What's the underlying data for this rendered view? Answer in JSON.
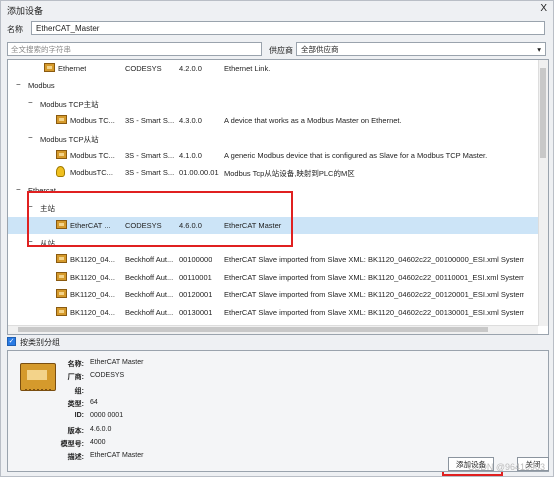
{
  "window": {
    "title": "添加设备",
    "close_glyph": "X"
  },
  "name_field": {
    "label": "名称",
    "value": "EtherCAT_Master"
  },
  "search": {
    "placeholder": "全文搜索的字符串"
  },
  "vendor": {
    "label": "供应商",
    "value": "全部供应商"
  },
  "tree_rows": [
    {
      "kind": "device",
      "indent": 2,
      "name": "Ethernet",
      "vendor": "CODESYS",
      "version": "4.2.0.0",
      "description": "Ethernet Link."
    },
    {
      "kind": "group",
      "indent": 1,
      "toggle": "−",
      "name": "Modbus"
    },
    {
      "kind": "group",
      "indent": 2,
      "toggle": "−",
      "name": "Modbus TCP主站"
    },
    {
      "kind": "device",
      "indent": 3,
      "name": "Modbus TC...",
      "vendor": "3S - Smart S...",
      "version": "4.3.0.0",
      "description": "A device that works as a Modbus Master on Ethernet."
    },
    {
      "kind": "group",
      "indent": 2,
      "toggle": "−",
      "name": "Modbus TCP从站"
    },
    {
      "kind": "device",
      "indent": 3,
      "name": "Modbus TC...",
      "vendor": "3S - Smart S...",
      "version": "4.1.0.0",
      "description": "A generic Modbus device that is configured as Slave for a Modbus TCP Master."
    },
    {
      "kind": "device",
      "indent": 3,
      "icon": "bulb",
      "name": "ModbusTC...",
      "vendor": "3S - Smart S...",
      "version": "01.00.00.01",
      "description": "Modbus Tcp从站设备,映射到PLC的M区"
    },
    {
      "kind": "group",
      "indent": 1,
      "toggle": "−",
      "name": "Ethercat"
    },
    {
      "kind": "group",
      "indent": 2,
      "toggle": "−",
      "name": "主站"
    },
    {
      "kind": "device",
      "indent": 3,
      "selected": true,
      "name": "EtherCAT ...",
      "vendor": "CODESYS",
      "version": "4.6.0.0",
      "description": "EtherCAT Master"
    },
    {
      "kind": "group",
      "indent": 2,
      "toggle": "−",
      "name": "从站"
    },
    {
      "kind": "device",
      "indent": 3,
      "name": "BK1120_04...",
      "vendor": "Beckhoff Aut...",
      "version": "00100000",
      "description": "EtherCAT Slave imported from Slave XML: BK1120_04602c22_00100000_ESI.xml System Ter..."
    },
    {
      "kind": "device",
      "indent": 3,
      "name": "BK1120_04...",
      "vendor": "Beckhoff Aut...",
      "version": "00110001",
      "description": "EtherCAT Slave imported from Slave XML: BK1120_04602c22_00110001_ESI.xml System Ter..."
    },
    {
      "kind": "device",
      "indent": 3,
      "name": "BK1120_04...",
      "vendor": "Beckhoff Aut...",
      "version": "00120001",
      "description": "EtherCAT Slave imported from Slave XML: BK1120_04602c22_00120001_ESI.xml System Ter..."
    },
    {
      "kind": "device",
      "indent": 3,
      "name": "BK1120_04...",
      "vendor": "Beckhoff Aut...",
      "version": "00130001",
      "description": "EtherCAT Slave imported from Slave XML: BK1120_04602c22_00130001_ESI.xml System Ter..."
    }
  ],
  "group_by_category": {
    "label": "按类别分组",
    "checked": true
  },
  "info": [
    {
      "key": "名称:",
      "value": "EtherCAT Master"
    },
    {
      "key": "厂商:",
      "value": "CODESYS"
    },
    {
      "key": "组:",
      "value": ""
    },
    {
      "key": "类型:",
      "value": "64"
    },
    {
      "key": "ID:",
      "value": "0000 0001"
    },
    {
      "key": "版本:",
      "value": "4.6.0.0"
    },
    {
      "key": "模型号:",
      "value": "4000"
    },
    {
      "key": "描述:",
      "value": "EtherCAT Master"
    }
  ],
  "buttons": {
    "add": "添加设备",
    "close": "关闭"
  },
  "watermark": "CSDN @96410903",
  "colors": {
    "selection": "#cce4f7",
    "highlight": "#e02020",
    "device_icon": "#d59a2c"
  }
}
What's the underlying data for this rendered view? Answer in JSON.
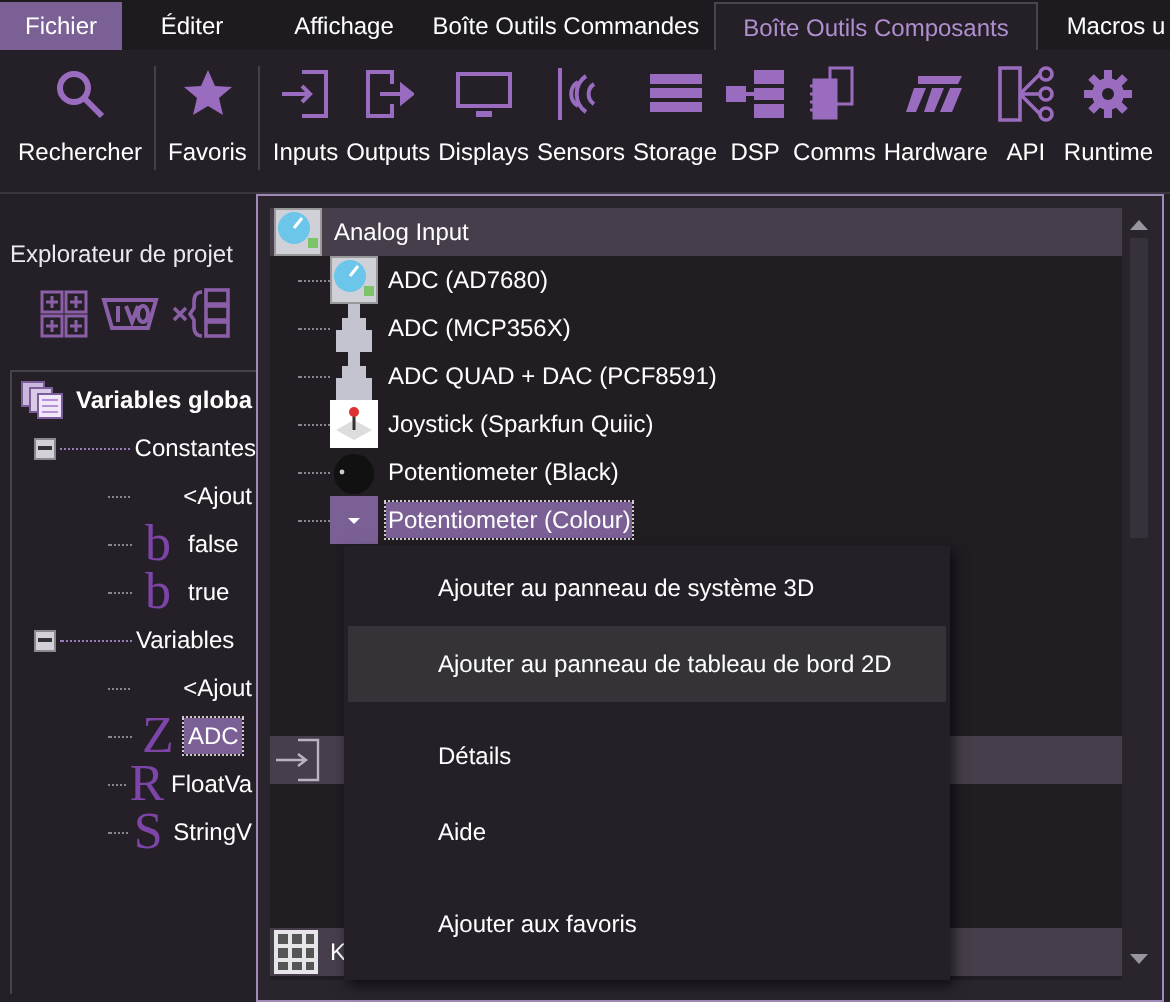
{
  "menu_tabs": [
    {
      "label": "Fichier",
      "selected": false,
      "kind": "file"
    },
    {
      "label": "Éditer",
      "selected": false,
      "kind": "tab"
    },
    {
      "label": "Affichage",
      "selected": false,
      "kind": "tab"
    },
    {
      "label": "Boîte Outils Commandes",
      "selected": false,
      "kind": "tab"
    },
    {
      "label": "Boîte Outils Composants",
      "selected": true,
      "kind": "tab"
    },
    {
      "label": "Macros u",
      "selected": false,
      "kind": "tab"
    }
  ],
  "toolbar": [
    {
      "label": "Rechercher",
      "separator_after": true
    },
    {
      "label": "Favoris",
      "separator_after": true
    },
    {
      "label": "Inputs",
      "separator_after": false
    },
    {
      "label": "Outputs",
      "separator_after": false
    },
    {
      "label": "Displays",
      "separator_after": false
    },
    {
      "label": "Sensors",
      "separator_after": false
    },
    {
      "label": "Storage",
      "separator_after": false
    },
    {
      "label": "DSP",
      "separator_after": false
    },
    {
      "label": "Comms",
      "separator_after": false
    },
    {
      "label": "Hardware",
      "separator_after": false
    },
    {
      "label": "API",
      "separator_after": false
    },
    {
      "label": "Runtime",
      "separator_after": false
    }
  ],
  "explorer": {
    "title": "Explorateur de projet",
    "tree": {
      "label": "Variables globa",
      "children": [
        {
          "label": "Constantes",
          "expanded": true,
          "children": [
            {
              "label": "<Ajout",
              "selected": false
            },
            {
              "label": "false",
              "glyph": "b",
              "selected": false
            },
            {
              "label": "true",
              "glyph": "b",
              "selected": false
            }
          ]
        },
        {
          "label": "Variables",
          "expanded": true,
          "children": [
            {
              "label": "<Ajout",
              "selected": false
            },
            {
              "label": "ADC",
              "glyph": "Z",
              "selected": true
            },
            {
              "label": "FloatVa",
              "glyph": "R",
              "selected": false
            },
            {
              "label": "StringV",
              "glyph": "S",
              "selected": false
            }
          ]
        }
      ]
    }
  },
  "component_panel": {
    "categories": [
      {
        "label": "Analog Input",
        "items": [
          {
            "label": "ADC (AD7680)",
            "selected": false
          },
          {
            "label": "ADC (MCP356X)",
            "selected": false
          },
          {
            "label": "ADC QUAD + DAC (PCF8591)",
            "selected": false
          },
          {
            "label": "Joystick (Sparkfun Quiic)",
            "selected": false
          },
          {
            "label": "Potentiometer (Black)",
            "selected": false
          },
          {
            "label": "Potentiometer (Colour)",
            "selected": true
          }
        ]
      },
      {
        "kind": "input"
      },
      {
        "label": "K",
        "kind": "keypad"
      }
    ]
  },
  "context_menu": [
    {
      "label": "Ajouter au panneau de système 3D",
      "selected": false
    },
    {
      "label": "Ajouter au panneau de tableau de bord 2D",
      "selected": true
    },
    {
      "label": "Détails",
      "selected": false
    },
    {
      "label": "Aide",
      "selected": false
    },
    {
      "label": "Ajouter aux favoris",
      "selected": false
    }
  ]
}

::::::::

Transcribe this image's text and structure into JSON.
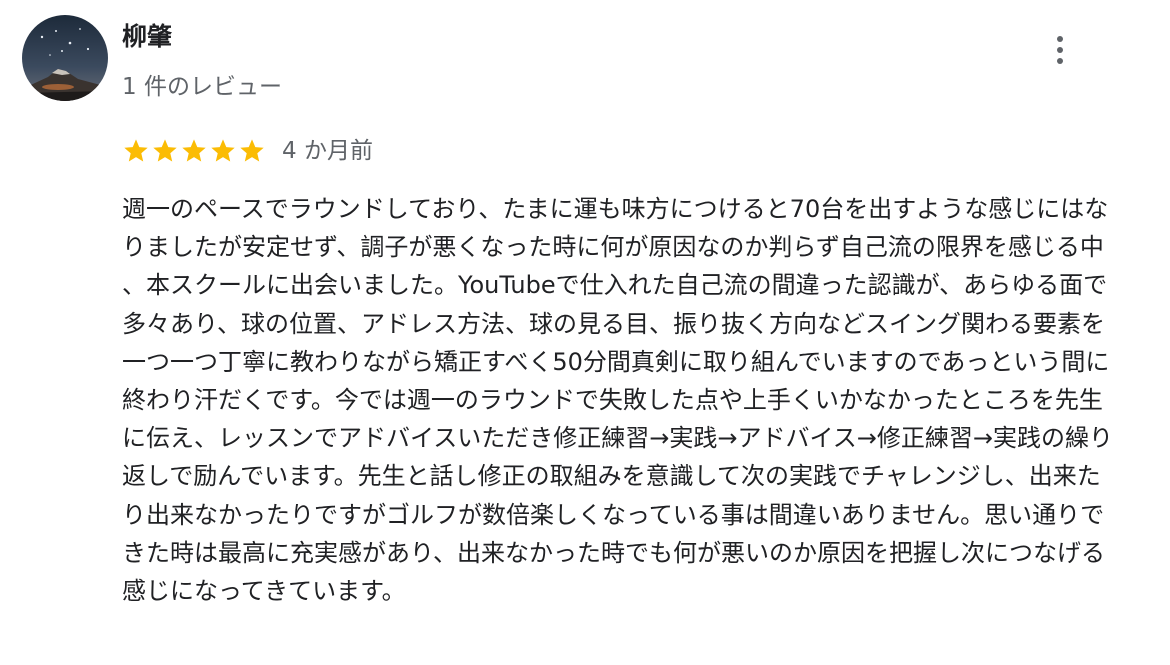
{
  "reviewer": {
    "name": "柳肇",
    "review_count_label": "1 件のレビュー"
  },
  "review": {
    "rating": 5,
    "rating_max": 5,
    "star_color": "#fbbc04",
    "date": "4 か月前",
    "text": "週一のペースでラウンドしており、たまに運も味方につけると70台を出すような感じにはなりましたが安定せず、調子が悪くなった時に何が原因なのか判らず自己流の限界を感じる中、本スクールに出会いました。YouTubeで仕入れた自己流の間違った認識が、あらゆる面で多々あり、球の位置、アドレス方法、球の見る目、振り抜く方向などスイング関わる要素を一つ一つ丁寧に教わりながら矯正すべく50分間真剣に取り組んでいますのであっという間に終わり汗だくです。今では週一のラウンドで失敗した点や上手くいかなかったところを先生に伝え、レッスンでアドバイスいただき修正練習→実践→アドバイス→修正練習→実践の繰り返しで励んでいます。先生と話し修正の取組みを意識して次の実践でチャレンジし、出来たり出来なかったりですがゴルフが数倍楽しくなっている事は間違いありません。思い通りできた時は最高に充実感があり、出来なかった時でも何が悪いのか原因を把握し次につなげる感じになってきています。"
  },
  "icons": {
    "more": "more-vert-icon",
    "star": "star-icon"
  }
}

::::::::

#### Your goal
Review the preceding data and report every line that includes the string "Ajouter".

#### Reply
      "label": "Ajouter au panneau de système 3D",
      "label": "Ajouter au panneau de tableau de bord 2D",
      "label": "Ajouter aux favoris",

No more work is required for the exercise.